→ **Aim of the exercise**
Write the data out again exactly, dropping any images it holds.

═══

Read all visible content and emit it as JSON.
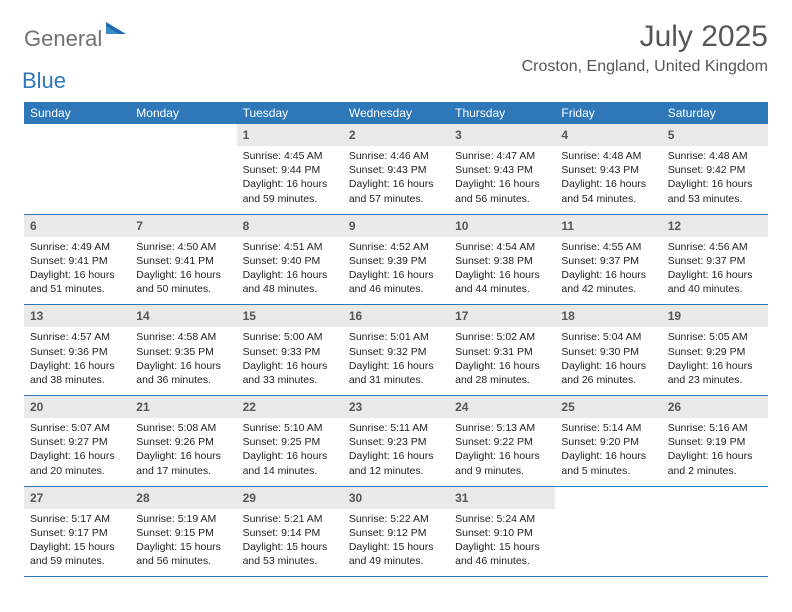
{
  "logo": {
    "word1": "General",
    "word2": "Blue",
    "tri_color": "#1f6bb0",
    "word1_color": "#6f7176",
    "word2_color": "#2e77b8"
  },
  "title": "July 2025",
  "location": "Croston, England, United Kingdom",
  "colors": {
    "header_bg": "#2e77b8",
    "daynum_bg": "#e9e9e9",
    "text": "#565656",
    "week_border": "#2e77b8"
  },
  "weekdays": [
    "Sunday",
    "Monday",
    "Tuesday",
    "Wednesday",
    "Thursday",
    "Friday",
    "Saturday"
  ],
  "weeks": [
    [
      null,
      null,
      {
        "n": "1",
        "sr": "Sunrise: 4:45 AM",
        "ss": "Sunset: 9:44 PM",
        "dl": "Daylight: 16 hours and 59 minutes."
      },
      {
        "n": "2",
        "sr": "Sunrise: 4:46 AM",
        "ss": "Sunset: 9:43 PM",
        "dl": "Daylight: 16 hours and 57 minutes."
      },
      {
        "n": "3",
        "sr": "Sunrise: 4:47 AM",
        "ss": "Sunset: 9:43 PM",
        "dl": "Daylight: 16 hours and 56 minutes."
      },
      {
        "n": "4",
        "sr": "Sunrise: 4:48 AM",
        "ss": "Sunset: 9:43 PM",
        "dl": "Daylight: 16 hours and 54 minutes."
      },
      {
        "n": "5",
        "sr": "Sunrise: 4:48 AM",
        "ss": "Sunset: 9:42 PM",
        "dl": "Daylight: 16 hours and 53 minutes."
      }
    ],
    [
      {
        "n": "6",
        "sr": "Sunrise: 4:49 AM",
        "ss": "Sunset: 9:41 PM",
        "dl": "Daylight: 16 hours and 51 minutes."
      },
      {
        "n": "7",
        "sr": "Sunrise: 4:50 AM",
        "ss": "Sunset: 9:41 PM",
        "dl": "Daylight: 16 hours and 50 minutes."
      },
      {
        "n": "8",
        "sr": "Sunrise: 4:51 AM",
        "ss": "Sunset: 9:40 PM",
        "dl": "Daylight: 16 hours and 48 minutes."
      },
      {
        "n": "9",
        "sr": "Sunrise: 4:52 AM",
        "ss": "Sunset: 9:39 PM",
        "dl": "Daylight: 16 hours and 46 minutes."
      },
      {
        "n": "10",
        "sr": "Sunrise: 4:54 AM",
        "ss": "Sunset: 9:38 PM",
        "dl": "Daylight: 16 hours and 44 minutes."
      },
      {
        "n": "11",
        "sr": "Sunrise: 4:55 AM",
        "ss": "Sunset: 9:37 PM",
        "dl": "Daylight: 16 hours and 42 minutes."
      },
      {
        "n": "12",
        "sr": "Sunrise: 4:56 AM",
        "ss": "Sunset: 9:37 PM",
        "dl": "Daylight: 16 hours and 40 minutes."
      }
    ],
    [
      {
        "n": "13",
        "sr": "Sunrise: 4:57 AM",
        "ss": "Sunset: 9:36 PM",
        "dl": "Daylight: 16 hours and 38 minutes."
      },
      {
        "n": "14",
        "sr": "Sunrise: 4:58 AM",
        "ss": "Sunset: 9:35 PM",
        "dl": "Daylight: 16 hours and 36 minutes."
      },
      {
        "n": "15",
        "sr": "Sunrise: 5:00 AM",
        "ss": "Sunset: 9:33 PM",
        "dl": "Daylight: 16 hours and 33 minutes."
      },
      {
        "n": "16",
        "sr": "Sunrise: 5:01 AM",
        "ss": "Sunset: 9:32 PM",
        "dl": "Daylight: 16 hours and 31 minutes."
      },
      {
        "n": "17",
        "sr": "Sunrise: 5:02 AM",
        "ss": "Sunset: 9:31 PM",
        "dl": "Daylight: 16 hours and 28 minutes."
      },
      {
        "n": "18",
        "sr": "Sunrise: 5:04 AM",
        "ss": "Sunset: 9:30 PM",
        "dl": "Daylight: 16 hours and 26 minutes."
      },
      {
        "n": "19",
        "sr": "Sunrise: 5:05 AM",
        "ss": "Sunset: 9:29 PM",
        "dl": "Daylight: 16 hours and 23 minutes."
      }
    ],
    [
      {
        "n": "20",
        "sr": "Sunrise: 5:07 AM",
        "ss": "Sunset: 9:27 PM",
        "dl": "Daylight: 16 hours and 20 minutes."
      },
      {
        "n": "21",
        "sr": "Sunrise: 5:08 AM",
        "ss": "Sunset: 9:26 PM",
        "dl": "Daylight: 16 hours and 17 minutes."
      },
      {
        "n": "22",
        "sr": "Sunrise: 5:10 AM",
        "ss": "Sunset: 9:25 PM",
        "dl": "Daylight: 16 hours and 14 minutes."
      },
      {
        "n": "23",
        "sr": "Sunrise: 5:11 AM",
        "ss": "Sunset: 9:23 PM",
        "dl": "Daylight: 16 hours and 12 minutes."
      },
      {
        "n": "24",
        "sr": "Sunrise: 5:13 AM",
        "ss": "Sunset: 9:22 PM",
        "dl": "Daylight: 16 hours and 9 minutes."
      },
      {
        "n": "25",
        "sr": "Sunrise: 5:14 AM",
        "ss": "Sunset: 9:20 PM",
        "dl": "Daylight: 16 hours and 5 minutes."
      },
      {
        "n": "26",
        "sr": "Sunrise: 5:16 AM",
        "ss": "Sunset: 9:19 PM",
        "dl": "Daylight: 16 hours and 2 minutes."
      }
    ],
    [
      {
        "n": "27",
        "sr": "Sunrise: 5:17 AM",
        "ss": "Sunset: 9:17 PM",
        "dl": "Daylight: 15 hours and 59 minutes."
      },
      {
        "n": "28",
        "sr": "Sunrise: 5:19 AM",
        "ss": "Sunset: 9:15 PM",
        "dl": "Daylight: 15 hours and 56 minutes."
      },
      {
        "n": "29",
        "sr": "Sunrise: 5:21 AM",
        "ss": "Sunset: 9:14 PM",
        "dl": "Daylight: 15 hours and 53 minutes."
      },
      {
        "n": "30",
        "sr": "Sunrise: 5:22 AM",
        "ss": "Sunset: 9:12 PM",
        "dl": "Daylight: 15 hours and 49 minutes."
      },
      {
        "n": "31",
        "sr": "Sunrise: 5:24 AM",
        "ss": "Sunset: 9:10 PM",
        "dl": "Daylight: 15 hours and 46 minutes."
      },
      null,
      null
    ]
  ]
}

═══

→ **Solution for this exercise**
Read all visible content and emit it as JSON.
{
  "logo": {
    "word1": "General",
    "word2": "Blue",
    "tri_color": "#1f6bb0",
    "word1_color": "#6f7176",
    "word2_color": "#2e77b8"
  },
  "title": "July 2025",
  "location": "Croston, England, United Kingdom",
  "colors": {
    "header_bg": "#2e77b8",
    "daynum_bg": "#e9e9e9",
    "text": "#565656",
    "week_border": "#2e77b8"
  },
  "weekdays": [
    "Sunday",
    "Monday",
    "Tuesday",
    "Wednesday",
    "Thursday",
    "Friday",
    "Saturday"
  ],
  "weeks": [
    [
      null,
      null,
      {
        "n": "1",
        "sr": "Sunrise: 4:45 AM",
        "ss": "Sunset: 9:44 PM",
        "dl": "Daylight: 16 hours and 59 minutes."
      },
      {
        "n": "2",
        "sr": "Sunrise: 4:46 AM",
        "ss": "Sunset: 9:43 PM",
        "dl": "Daylight: 16 hours and 57 minutes."
      },
      {
        "n": "3",
        "sr": "Sunrise: 4:47 AM",
        "ss": "Sunset: 9:43 PM",
        "dl": "Daylight: 16 hours and 56 minutes."
      },
      {
        "n": "4",
        "sr": "Sunrise: 4:48 AM",
        "ss": "Sunset: 9:43 PM",
        "dl": "Daylight: 16 hours and 54 minutes."
      },
      {
        "n": "5",
        "sr": "Sunrise: 4:48 AM",
        "ss": "Sunset: 9:42 PM",
        "dl": "Daylight: 16 hours and 53 minutes."
      }
    ],
    [
      {
        "n": "6",
        "sr": "Sunrise: 4:49 AM",
        "ss": "Sunset: 9:41 PM",
        "dl": "Daylight: 16 hours and 51 minutes."
      },
      {
        "n": "7",
        "sr": "Sunrise: 4:50 AM",
        "ss": "Sunset: 9:41 PM",
        "dl": "Daylight: 16 hours and 50 minutes."
      },
      {
        "n": "8",
        "sr": "Sunrise: 4:51 AM",
        "ss": "Sunset: 9:40 PM",
        "dl": "Daylight: 16 hours and 48 minutes."
      },
      {
        "n": "9",
        "sr": "Sunrise: 4:52 AM",
        "ss": "Sunset: 9:39 PM",
        "dl": "Daylight: 16 hours and 46 minutes."
      },
      {
        "n": "10",
        "sr": "Sunrise: 4:54 AM",
        "ss": "Sunset: 9:38 PM",
        "dl": "Daylight: 16 hours and 44 minutes."
      },
      {
        "n": "11",
        "sr": "Sunrise: 4:55 AM",
        "ss": "Sunset: 9:37 PM",
        "dl": "Daylight: 16 hours and 42 minutes."
      },
      {
        "n": "12",
        "sr": "Sunrise: 4:56 AM",
        "ss": "Sunset: 9:37 PM",
        "dl": "Daylight: 16 hours and 40 minutes."
      }
    ],
    [
      {
        "n": "13",
        "sr": "Sunrise: 4:57 AM",
        "ss": "Sunset: 9:36 PM",
        "dl": "Daylight: 16 hours and 38 minutes."
      },
      {
        "n": "14",
        "sr": "Sunrise: 4:58 AM",
        "ss": "Sunset: 9:35 PM",
        "dl": "Daylight: 16 hours and 36 minutes."
      },
      {
        "n": "15",
        "sr": "Sunrise: 5:00 AM",
        "ss": "Sunset: 9:33 PM",
        "dl": "Daylight: 16 hours and 33 minutes."
      },
      {
        "n": "16",
        "sr": "Sunrise: 5:01 AM",
        "ss": "Sunset: 9:32 PM",
        "dl": "Daylight: 16 hours and 31 minutes."
      },
      {
        "n": "17",
        "sr": "Sunrise: 5:02 AM",
        "ss": "Sunset: 9:31 PM",
        "dl": "Daylight: 16 hours and 28 minutes."
      },
      {
        "n": "18",
        "sr": "Sunrise: 5:04 AM",
        "ss": "Sunset: 9:30 PM",
        "dl": "Daylight: 16 hours and 26 minutes."
      },
      {
        "n": "19",
        "sr": "Sunrise: 5:05 AM",
        "ss": "Sunset: 9:29 PM",
        "dl": "Daylight: 16 hours and 23 minutes."
      }
    ],
    [
      {
        "n": "20",
        "sr": "Sunrise: 5:07 AM",
        "ss": "Sunset: 9:27 PM",
        "dl": "Daylight: 16 hours and 20 minutes."
      },
      {
        "n": "21",
        "sr": "Sunrise: 5:08 AM",
        "ss": "Sunset: 9:26 PM",
        "dl": "Daylight: 16 hours and 17 minutes."
      },
      {
        "n": "22",
        "sr": "Sunrise: 5:10 AM",
        "ss": "Sunset: 9:25 PM",
        "dl": "Daylight: 16 hours and 14 minutes."
      },
      {
        "n": "23",
        "sr": "Sunrise: 5:11 AM",
        "ss": "Sunset: 9:23 PM",
        "dl": "Daylight: 16 hours and 12 minutes."
      },
      {
        "n": "24",
        "sr": "Sunrise: 5:13 AM",
        "ss": "Sunset: 9:22 PM",
        "dl": "Daylight: 16 hours and 9 minutes."
      },
      {
        "n": "25",
        "sr": "Sunrise: 5:14 AM",
        "ss": "Sunset: 9:20 PM",
        "dl": "Daylight: 16 hours and 5 minutes."
      },
      {
        "n": "26",
        "sr": "Sunrise: 5:16 AM",
        "ss": "Sunset: 9:19 PM",
        "dl": "Daylight: 16 hours and 2 minutes."
      }
    ],
    [
      {
        "n": "27",
        "sr": "Sunrise: 5:17 AM",
        "ss": "Sunset: 9:17 PM",
        "dl": "Daylight: 15 hours and 59 minutes."
      },
      {
        "n": "28",
        "sr": "Sunrise: 5:19 AM",
        "ss": "Sunset: 9:15 PM",
        "dl": "Daylight: 15 hours and 56 minutes."
      },
      {
        "n": "29",
        "sr": "Sunrise: 5:21 AM",
        "ss": "Sunset: 9:14 PM",
        "dl": "Daylight: 15 hours and 53 minutes."
      },
      {
        "n": "30",
        "sr": "Sunrise: 5:22 AM",
        "ss": "Sunset: 9:12 PM",
        "dl": "Daylight: 15 hours and 49 minutes."
      },
      {
        "n": "31",
        "sr": "Sunrise: 5:24 AM",
        "ss": "Sunset: 9:10 PM",
        "dl": "Daylight: 15 hours and 46 minutes."
      },
      null,
      null
    ]
  ]
}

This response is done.